_TASK DIRECTIONS_
Quote every line of the records below verbatim, without any changes.

— start of RECORDED DATA —

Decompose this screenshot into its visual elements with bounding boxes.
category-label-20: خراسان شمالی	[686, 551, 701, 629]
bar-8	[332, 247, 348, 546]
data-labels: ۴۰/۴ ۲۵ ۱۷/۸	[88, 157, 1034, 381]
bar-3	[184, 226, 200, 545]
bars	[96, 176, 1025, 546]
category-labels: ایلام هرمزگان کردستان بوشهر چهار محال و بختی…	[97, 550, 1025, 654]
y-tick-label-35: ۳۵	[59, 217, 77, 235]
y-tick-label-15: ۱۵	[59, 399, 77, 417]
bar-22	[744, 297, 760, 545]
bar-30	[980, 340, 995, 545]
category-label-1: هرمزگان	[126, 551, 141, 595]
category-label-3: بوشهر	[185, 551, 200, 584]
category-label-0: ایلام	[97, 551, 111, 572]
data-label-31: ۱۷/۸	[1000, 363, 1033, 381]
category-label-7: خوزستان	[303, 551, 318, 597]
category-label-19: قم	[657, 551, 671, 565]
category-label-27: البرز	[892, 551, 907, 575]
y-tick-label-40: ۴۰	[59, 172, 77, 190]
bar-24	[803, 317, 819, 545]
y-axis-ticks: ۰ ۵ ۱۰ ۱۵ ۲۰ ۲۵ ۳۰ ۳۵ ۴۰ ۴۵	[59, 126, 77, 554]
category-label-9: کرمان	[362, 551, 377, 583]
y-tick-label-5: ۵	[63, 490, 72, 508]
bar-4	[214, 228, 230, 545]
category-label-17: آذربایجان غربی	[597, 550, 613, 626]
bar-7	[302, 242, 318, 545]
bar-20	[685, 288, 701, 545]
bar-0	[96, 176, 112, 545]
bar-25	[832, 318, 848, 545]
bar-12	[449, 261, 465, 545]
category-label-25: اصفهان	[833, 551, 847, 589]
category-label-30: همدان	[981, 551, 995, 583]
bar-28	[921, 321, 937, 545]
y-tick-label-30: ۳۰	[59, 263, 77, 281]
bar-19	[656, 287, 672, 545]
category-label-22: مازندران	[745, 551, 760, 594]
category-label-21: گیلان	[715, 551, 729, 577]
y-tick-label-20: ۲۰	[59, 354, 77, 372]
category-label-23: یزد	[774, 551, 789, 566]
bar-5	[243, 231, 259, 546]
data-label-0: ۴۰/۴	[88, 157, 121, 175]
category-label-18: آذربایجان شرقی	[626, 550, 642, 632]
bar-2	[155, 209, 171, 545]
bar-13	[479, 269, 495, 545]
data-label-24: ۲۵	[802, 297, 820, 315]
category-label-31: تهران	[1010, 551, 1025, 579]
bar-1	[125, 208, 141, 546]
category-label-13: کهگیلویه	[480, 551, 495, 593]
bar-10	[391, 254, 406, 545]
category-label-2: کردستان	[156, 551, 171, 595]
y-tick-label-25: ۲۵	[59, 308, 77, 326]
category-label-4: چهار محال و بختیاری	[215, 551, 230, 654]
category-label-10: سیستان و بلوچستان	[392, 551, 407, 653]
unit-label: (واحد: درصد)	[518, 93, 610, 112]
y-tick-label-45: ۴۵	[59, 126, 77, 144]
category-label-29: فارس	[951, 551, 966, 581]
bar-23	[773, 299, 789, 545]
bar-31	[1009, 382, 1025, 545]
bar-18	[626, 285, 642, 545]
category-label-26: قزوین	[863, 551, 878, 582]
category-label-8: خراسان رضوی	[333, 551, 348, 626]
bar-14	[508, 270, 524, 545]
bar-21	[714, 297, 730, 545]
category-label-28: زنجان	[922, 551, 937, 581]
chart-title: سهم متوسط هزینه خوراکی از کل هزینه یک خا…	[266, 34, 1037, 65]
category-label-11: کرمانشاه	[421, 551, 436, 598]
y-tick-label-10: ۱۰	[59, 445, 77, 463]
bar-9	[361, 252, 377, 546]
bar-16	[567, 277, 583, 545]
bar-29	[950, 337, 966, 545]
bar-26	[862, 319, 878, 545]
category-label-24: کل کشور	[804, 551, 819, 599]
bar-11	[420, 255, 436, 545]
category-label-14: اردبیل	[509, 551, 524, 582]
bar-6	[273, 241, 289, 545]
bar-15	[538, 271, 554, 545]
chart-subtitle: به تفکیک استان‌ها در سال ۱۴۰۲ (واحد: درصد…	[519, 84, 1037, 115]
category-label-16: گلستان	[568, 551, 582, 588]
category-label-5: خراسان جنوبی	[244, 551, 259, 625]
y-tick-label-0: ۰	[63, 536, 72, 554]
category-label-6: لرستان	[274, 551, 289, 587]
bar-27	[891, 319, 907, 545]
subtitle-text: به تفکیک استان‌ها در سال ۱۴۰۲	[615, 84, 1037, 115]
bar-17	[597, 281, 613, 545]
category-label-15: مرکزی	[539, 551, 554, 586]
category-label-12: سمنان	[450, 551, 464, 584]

— end of RECORDED DATA —

_RESPONSE TO THIS EXERCISE_
Decompose this screenshot into its visual elements with bounding boxes.
category-label-20: خراسان شمالی	[686, 551, 701, 629]
bar-8	[332, 247, 348, 546]
data-labels: ۴۰/۴ ۲۵ ۱۷/۸	[88, 157, 1034, 381]
bar-3	[184, 226, 200, 545]
bars	[96, 176, 1025, 546]
category-labels: ایلام هرمزگان کردستان بوشهر چهار محال و بختی…	[97, 550, 1025, 654]
y-tick-label-35: ۳۵	[59, 217, 77, 235]
y-tick-label-15: ۱۵	[59, 399, 77, 417]
bar-22	[744, 297, 760, 545]
bar-30	[980, 340, 995, 545]
category-label-1: هرمزگان	[126, 551, 141, 595]
category-label-3: بوشهر	[185, 551, 200, 584]
category-label-0: ایلام	[97, 551, 111, 572]
data-label-31: ۱۷/۸	[1000, 363, 1033, 381]
category-label-7: خوزستان	[303, 551, 318, 597]
category-label-19: قم	[657, 551, 671, 565]
category-label-27: البرز	[892, 551, 907, 575]
y-tick-label-40: ۴۰	[59, 172, 77, 190]
bar-24	[803, 317, 819, 545]
y-axis-ticks: ۰ ۵ ۱۰ ۱۵ ۲۰ ۲۵ ۳۰ ۳۵ ۴۰ ۴۵	[59, 126, 77, 554]
category-label-9: کرمان	[362, 551, 377, 583]
y-tick-label-5: ۵	[63, 490, 72, 508]
bar-4	[214, 228, 230, 545]
category-label-17: آذربایجان غربی	[597, 550, 613, 626]
bar-7	[302, 242, 318, 545]
bar-20	[685, 288, 701, 545]
bar-0	[96, 176, 112, 545]
bar-25	[832, 318, 848, 545]
bar-12	[449, 261, 465, 545]
category-label-25: اصفهان	[833, 551, 847, 589]
category-label-30: همدان	[981, 551, 995, 583]
bar-28	[921, 321, 937, 545]
y-tick-label-30: ۳۰	[59, 263, 77, 281]
bar-19	[656, 287, 672, 545]
category-label-22: مازندران	[745, 551, 760, 594]
category-label-21: گیلان	[715, 551, 729, 577]
y-tick-label-20: ۲۰	[59, 354, 77, 372]
category-label-23: یزد	[774, 551, 789, 566]
bar-5	[243, 231, 259, 546]
data-label-0: ۴۰/۴	[88, 157, 121, 175]
category-label-18: آذربایجان شرقی	[626, 550, 642, 632]
bar-2	[155, 209, 171, 545]
bar-13	[479, 269, 495, 545]
data-label-24: ۲۵	[802, 297, 820, 315]
category-label-31: تهران	[1010, 551, 1025, 579]
bar-1	[125, 208, 141, 546]
category-label-13: کهگیلویه	[480, 551, 495, 593]
bar-10	[391, 254, 406, 545]
category-label-2: کردستان	[156, 551, 171, 595]
y-tick-label-25: ۲۵	[59, 308, 77, 326]
category-label-4: چهار محال و بختیاری	[215, 551, 230, 654]
category-label-10: سیستان و بلوچستان	[392, 551, 407, 653]
unit-label: (واحد: درصد)	[518, 93, 610, 112]
y-tick-label-45: ۴۵	[59, 126, 77, 144]
category-label-29: فارس	[951, 551, 966, 581]
bar-23	[773, 299, 789, 545]
bar-31	[1009, 382, 1025, 545]
bar-18	[626, 285, 642, 545]
category-label-26: قزوین	[863, 551, 878, 582]
category-label-8: خراسان رضوی	[333, 551, 348, 626]
bar-14	[508, 270, 524, 545]
bar-21	[714, 297, 730, 545]
category-label-28: زنجان	[922, 551, 937, 581]
chart-title: سهم متوسط هزینه خوراکی از کل هزینه یک خا…	[266, 34, 1037, 65]
category-label-11: کرمانشاه	[421, 551, 436, 598]
y-tick-label-10: ۱۰	[59, 445, 77, 463]
bar-9	[361, 252, 377, 546]
bar-16	[567, 277, 583, 545]
bar-29	[950, 337, 966, 545]
bar-26	[862, 319, 878, 545]
category-label-24: کل کشور	[804, 551, 819, 599]
bar-11	[420, 255, 436, 545]
category-label-14: اردبیل	[509, 551, 524, 582]
bar-6	[273, 241, 289, 545]
bar-15	[538, 271, 554, 545]
chart-subtitle: به تفکیک استان‌ها در سال ۱۴۰۲ (واحد: درصد…	[519, 84, 1037, 115]
category-label-16: گلستان	[568, 551, 582, 588]
category-label-5: خراسان جنوبی	[244, 551, 259, 625]
y-tick-label-0: ۰	[63, 536, 72, 554]
category-label-6: لرستان	[274, 551, 289, 587]
bar-27	[891, 319, 907, 545]
subtitle-text: به تفکیک استان‌ها در سال ۱۴۰۲	[615, 84, 1037, 115]
bar-17	[597, 281, 613, 545]
category-label-15: مرکزی	[539, 551, 554, 586]
category-label-12: سمنان	[450, 551, 464, 584]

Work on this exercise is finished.